::: Rows :::
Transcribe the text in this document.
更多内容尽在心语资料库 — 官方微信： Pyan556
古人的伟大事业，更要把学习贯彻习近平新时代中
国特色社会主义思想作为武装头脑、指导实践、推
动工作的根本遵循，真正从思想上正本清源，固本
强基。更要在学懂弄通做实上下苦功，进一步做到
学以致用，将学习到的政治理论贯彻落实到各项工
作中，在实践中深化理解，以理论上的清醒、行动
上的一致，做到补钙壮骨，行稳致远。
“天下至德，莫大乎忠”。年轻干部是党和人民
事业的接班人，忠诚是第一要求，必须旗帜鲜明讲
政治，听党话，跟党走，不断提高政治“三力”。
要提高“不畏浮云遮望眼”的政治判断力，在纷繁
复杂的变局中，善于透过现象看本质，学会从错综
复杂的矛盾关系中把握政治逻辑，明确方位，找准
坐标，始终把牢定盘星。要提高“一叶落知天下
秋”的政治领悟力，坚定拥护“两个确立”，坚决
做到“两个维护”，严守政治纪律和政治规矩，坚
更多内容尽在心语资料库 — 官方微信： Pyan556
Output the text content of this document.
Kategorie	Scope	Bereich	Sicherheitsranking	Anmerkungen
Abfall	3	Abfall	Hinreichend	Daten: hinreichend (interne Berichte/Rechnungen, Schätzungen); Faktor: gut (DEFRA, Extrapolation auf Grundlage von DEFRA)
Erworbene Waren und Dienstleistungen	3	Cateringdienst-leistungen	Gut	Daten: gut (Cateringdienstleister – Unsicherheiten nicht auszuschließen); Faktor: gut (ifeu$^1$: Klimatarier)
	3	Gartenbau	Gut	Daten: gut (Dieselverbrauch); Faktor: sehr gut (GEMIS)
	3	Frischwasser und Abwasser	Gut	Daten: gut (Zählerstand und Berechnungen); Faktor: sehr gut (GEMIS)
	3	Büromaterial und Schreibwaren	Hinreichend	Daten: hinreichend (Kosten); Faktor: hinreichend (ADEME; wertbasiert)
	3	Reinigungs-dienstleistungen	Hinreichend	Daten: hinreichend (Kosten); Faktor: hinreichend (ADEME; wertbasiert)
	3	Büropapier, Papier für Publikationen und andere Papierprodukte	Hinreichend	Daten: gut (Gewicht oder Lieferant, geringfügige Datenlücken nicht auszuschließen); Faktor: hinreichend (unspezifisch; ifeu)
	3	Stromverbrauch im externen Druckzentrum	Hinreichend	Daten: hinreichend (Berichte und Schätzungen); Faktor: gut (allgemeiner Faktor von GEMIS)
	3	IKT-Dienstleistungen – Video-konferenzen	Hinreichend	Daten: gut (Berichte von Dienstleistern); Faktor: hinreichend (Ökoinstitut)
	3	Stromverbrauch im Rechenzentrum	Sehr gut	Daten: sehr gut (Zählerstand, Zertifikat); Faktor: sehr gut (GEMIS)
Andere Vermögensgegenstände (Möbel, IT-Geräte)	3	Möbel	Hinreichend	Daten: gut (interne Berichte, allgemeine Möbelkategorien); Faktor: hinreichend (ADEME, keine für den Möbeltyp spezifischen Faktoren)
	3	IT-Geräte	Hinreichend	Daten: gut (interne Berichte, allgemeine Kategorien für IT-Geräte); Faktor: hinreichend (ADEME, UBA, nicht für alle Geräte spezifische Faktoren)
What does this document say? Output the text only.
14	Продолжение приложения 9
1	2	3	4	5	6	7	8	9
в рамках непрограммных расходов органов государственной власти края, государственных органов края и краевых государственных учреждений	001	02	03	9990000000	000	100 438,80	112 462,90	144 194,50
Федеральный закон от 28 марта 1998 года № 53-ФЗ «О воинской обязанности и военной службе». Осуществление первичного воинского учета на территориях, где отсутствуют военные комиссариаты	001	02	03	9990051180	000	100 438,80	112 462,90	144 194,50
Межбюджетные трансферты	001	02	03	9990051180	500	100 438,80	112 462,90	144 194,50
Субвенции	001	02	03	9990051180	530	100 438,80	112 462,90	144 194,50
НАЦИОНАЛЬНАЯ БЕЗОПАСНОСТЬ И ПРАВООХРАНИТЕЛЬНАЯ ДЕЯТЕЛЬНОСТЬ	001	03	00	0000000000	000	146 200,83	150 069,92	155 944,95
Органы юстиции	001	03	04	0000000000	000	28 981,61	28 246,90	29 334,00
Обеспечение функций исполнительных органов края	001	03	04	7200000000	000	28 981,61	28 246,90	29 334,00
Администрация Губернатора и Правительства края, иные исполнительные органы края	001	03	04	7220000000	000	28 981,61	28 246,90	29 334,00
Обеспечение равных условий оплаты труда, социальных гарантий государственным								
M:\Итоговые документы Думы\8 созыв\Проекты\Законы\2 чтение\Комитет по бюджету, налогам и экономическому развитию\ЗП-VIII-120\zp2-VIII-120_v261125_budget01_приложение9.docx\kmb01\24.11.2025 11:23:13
:::
● **Exercise instructions**: In the entries above, identify every line with the word "Berichte". Copy those lines.

● **Solution to the exercise**:
Abfall	3	Abfall	Hinreichend	Daten: hinreichend (interne Berichte/Rechnungen, Schätzungen); Faktor: gut (DEFRA, Extrapolation auf Grundlage von DEFRA)
	3	Stromverbrauch im externen Druckzentrum	Hinreichend	Daten: hinreichend (Berichte und Schätzungen); Faktor: gut (allgemeiner Faktor von GEMIS)
	3	IKT-Dienstleistungen – Video-konferenzen	Hinreichend	Daten: gut (Berichte von Dienstleistern); Faktor: hinreichend (Ökoinstitut)
Andere Vermögensgegenstände (Möbel, IT-Geräte)	3	Möbel	Hinreichend	Daten: gut (interne Berichte, allgemeine Möbelkategorien); Faktor: hinreichend (ADEME, keine für den Möbeltyp spezifischen Faktoren)
	3	IT-Geräte	Hinreichend	Daten: gut (interne Berichte, allgemeine Kategorien für IT-Geräte); Faktor: hinreichend (ADEME, UBA, nicht für alle Geräte spezifische Faktoren)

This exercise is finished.